Copy all of the rows below word for word, changing nothing.

Records provided:
○ ○ ○

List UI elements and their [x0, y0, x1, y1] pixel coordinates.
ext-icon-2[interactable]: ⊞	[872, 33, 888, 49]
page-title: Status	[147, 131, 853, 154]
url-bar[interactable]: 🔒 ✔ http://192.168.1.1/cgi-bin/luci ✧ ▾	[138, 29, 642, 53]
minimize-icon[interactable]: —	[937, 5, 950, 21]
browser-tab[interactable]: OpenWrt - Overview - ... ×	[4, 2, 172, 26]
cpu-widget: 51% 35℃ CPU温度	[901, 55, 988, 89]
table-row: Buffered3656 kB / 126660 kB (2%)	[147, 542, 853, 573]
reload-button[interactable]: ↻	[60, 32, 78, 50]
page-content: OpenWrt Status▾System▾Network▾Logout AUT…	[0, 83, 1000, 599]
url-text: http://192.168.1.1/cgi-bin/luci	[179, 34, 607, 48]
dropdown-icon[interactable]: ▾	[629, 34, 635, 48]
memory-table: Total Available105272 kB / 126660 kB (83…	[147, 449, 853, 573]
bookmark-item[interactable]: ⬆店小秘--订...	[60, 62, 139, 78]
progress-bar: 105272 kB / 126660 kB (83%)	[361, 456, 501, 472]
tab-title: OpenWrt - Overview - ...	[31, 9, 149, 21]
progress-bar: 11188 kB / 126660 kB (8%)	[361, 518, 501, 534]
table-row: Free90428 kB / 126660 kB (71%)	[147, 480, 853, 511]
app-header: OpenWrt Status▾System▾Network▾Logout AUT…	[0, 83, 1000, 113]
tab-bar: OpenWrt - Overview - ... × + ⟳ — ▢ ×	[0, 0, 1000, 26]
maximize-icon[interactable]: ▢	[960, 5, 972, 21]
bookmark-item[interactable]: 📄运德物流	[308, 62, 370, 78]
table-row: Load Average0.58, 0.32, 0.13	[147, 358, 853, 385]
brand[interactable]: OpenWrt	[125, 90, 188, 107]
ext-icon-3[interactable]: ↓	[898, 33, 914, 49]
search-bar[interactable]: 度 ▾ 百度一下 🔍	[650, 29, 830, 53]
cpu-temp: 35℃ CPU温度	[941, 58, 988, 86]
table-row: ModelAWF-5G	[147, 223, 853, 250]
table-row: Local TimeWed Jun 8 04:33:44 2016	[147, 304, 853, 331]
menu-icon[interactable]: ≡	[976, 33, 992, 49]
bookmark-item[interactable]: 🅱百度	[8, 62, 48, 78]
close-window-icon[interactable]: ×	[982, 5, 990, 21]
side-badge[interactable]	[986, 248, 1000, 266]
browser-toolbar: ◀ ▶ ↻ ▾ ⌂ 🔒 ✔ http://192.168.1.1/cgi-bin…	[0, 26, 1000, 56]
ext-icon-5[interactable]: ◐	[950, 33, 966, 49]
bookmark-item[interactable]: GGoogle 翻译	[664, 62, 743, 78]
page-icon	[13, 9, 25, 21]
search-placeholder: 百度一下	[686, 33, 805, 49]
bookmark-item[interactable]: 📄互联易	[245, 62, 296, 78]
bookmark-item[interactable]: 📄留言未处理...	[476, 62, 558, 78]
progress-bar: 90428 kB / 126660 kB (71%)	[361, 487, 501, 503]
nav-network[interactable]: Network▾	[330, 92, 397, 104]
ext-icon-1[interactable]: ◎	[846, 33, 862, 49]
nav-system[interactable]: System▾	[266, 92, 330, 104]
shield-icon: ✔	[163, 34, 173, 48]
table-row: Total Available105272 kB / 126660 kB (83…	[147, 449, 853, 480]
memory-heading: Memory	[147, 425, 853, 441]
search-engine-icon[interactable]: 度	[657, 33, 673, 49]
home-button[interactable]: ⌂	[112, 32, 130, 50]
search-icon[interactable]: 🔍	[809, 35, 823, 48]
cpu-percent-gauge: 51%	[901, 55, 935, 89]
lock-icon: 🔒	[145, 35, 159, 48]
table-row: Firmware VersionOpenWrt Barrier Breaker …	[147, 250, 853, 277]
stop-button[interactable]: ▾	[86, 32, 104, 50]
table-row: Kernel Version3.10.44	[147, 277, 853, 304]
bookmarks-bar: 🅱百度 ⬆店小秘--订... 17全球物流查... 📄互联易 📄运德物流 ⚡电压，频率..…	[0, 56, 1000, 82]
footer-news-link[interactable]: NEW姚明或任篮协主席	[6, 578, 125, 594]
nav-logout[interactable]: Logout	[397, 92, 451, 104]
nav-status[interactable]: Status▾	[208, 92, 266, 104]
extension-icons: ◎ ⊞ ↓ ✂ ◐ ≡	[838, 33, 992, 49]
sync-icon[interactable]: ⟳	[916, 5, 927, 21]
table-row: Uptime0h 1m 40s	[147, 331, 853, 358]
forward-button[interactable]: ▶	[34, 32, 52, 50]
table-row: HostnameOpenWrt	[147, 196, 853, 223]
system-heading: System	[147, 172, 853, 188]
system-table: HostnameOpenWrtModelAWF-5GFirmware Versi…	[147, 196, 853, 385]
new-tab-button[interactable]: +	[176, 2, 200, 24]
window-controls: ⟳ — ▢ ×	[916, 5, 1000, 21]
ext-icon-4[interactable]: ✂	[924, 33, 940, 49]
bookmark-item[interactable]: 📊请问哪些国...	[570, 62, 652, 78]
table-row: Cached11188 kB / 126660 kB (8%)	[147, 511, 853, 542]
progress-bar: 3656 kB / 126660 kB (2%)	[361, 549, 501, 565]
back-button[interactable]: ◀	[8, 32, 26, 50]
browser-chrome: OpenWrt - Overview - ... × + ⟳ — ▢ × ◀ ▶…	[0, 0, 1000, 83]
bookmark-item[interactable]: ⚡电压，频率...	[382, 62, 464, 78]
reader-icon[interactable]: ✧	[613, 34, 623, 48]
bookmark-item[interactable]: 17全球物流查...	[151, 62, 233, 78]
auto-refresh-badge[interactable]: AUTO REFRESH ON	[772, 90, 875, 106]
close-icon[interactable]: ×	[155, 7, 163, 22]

○ ○ ○

Problem solution:
List UI elements and their [x0, y0, x1, y1] pixel coordinates.
ext-icon-2[interactable]: ⊞	[872, 33, 888, 49]
page-title: Status	[147, 131, 853, 154]
url-bar[interactable]: 🔒 ✔ http://192.168.1.1/cgi-bin/luci ✧ ▾	[138, 29, 642, 53]
minimize-icon[interactable]: —	[937, 5, 950, 21]
browser-tab[interactable]: OpenWrt - Overview - ... ×	[4, 2, 172, 26]
cpu-widget: 51% 35℃ CPU温度	[901, 55, 988, 89]
table-row: Buffered3656 kB / 126660 kB (2%)	[147, 542, 853, 573]
reload-button[interactable]: ↻	[60, 32, 78, 50]
page-content: OpenWrt Status▾System▾Network▾Logout AUT…	[0, 83, 1000, 599]
url-text: http://192.168.1.1/cgi-bin/luci	[179, 34, 607, 48]
dropdown-icon[interactable]: ▾	[629, 34, 635, 48]
memory-table: Total Available105272 kB / 126660 kB (83…	[147, 449, 853, 573]
bookmark-item[interactable]: ⬆店小秘--订...	[60, 62, 139, 78]
progress-bar: 105272 kB / 126660 kB (83%)	[361, 456, 501, 472]
tab-title: OpenWrt - Overview - ...	[31, 9, 149, 21]
progress-bar: 11188 kB / 126660 kB (8%)	[361, 518, 501, 534]
table-row: Free90428 kB / 126660 kB (71%)	[147, 480, 853, 511]
app-header: OpenWrt Status▾System▾Network▾Logout AUT…	[0, 83, 1000, 113]
tab-bar: OpenWrt - Overview - ... × + ⟳ — ▢ ×	[0, 0, 1000, 26]
maximize-icon[interactable]: ▢	[960, 5, 972, 21]
bookmark-item[interactable]: 📄运德物流	[308, 62, 370, 78]
table-row: Load Average0.58, 0.32, 0.13	[147, 358, 853, 385]
brand[interactable]: OpenWrt	[125, 90, 188, 107]
ext-icon-3[interactable]: ↓	[898, 33, 914, 49]
search-bar[interactable]: 度 ▾ 百度一下 🔍	[650, 29, 830, 53]
cpu-temp: 35℃ CPU温度	[941, 58, 988, 86]
table-row: ModelAWF-5G	[147, 223, 853, 250]
table-row: Local TimeWed Jun 8 04:33:44 2016	[147, 304, 853, 331]
menu-icon[interactable]: ≡	[976, 33, 992, 49]
bookmark-item[interactable]: 🅱百度	[8, 62, 48, 78]
close-window-icon[interactable]: ×	[982, 5, 990, 21]
side-badge[interactable]	[986, 248, 1000, 266]
browser-toolbar: ◀ ▶ ↻ ▾ ⌂ 🔒 ✔ http://192.168.1.1/cgi-bin…	[0, 26, 1000, 56]
ext-icon-5[interactable]: ◐	[950, 33, 966, 49]
bookmark-item[interactable]: GGoogle 翻译	[664, 62, 743, 78]
page-icon	[13, 9, 25, 21]
search-placeholder: 百度一下	[686, 33, 805, 49]
bookmark-item[interactable]: 📄互联易	[245, 62, 296, 78]
bookmark-item[interactable]: 📄留言未处理...	[476, 62, 558, 78]
progress-bar: 90428 kB / 126660 kB (71%)	[361, 487, 501, 503]
nav-network[interactable]: Network▾	[330, 92, 397, 104]
ext-icon-1[interactable]: ◎	[846, 33, 862, 49]
nav-system[interactable]: System▾	[266, 92, 330, 104]
shield-icon: ✔	[163, 34, 173, 48]
table-row: Total Available105272 kB / 126660 kB (83…	[147, 449, 853, 480]
memory-heading: Memory	[147, 425, 853, 441]
search-engine-icon[interactable]: 度	[657, 33, 673, 49]
home-button[interactable]: ⌂	[112, 32, 130, 50]
search-icon[interactable]: 🔍	[809, 35, 823, 48]
cpu-percent-gauge: 51%	[901, 55, 935, 89]
lock-icon: 🔒	[145, 35, 159, 48]
table-row: Firmware VersionOpenWrt Barrier Breaker …	[147, 250, 853, 277]
stop-button[interactable]: ▾	[86, 32, 104, 50]
table-row: Kernel Version3.10.44	[147, 277, 853, 304]
bookmarks-bar: 🅱百度 ⬆店小秘--订... 17全球物流查... 📄互联易 📄运德物流 ⚡电压，频率..…	[0, 56, 1000, 82]
footer-news-link[interactable]: NEW姚明或任篮协主席	[6, 578, 125, 594]
nav-logout[interactable]: Logout	[397, 92, 451, 104]
nav-status[interactable]: Status▾	[208, 92, 266, 104]
extension-icons: ◎ ⊞ ↓ ✂ ◐ ≡	[838, 33, 992, 49]
sync-icon[interactable]: ⟳	[916, 5, 927, 21]
table-row: Uptime0h 1m 40s	[147, 331, 853, 358]
forward-button[interactable]: ▶	[34, 32, 52, 50]
table-row: HostnameOpenWrt	[147, 196, 853, 223]
system-heading: System	[147, 172, 853, 188]
system-table: HostnameOpenWrtModelAWF-5GFirmware Versi…	[147, 196, 853, 385]
new-tab-button[interactable]: +	[176, 2, 200, 24]
window-controls: ⟳ — ▢ ×	[916, 5, 1000, 21]
ext-icon-4[interactable]: ✂	[924, 33, 940, 49]
bookmark-item[interactable]: 📊请问哪些国...	[570, 62, 652, 78]
table-row: Cached11188 kB / 126660 kB (8%)	[147, 511, 853, 542]
progress-bar: 3656 kB / 126660 kB (2%)	[361, 549, 501, 565]
back-button[interactable]: ◀	[8, 32, 26, 50]
browser-chrome: OpenWrt - Overview - ... × + ⟳ — ▢ × ◀ ▶…	[0, 0, 1000, 83]
bookmark-item[interactable]: ⚡电压，频率...	[382, 62, 464, 78]
reader-icon[interactable]: ✧	[613, 34, 623, 48]
bookmark-item[interactable]: 17全球物流查...	[151, 62, 233, 78]
auto-refresh-badge[interactable]: AUTO REFRESH ON	[772, 90, 875, 106]
close-icon[interactable]: ×	[155, 7, 163, 22]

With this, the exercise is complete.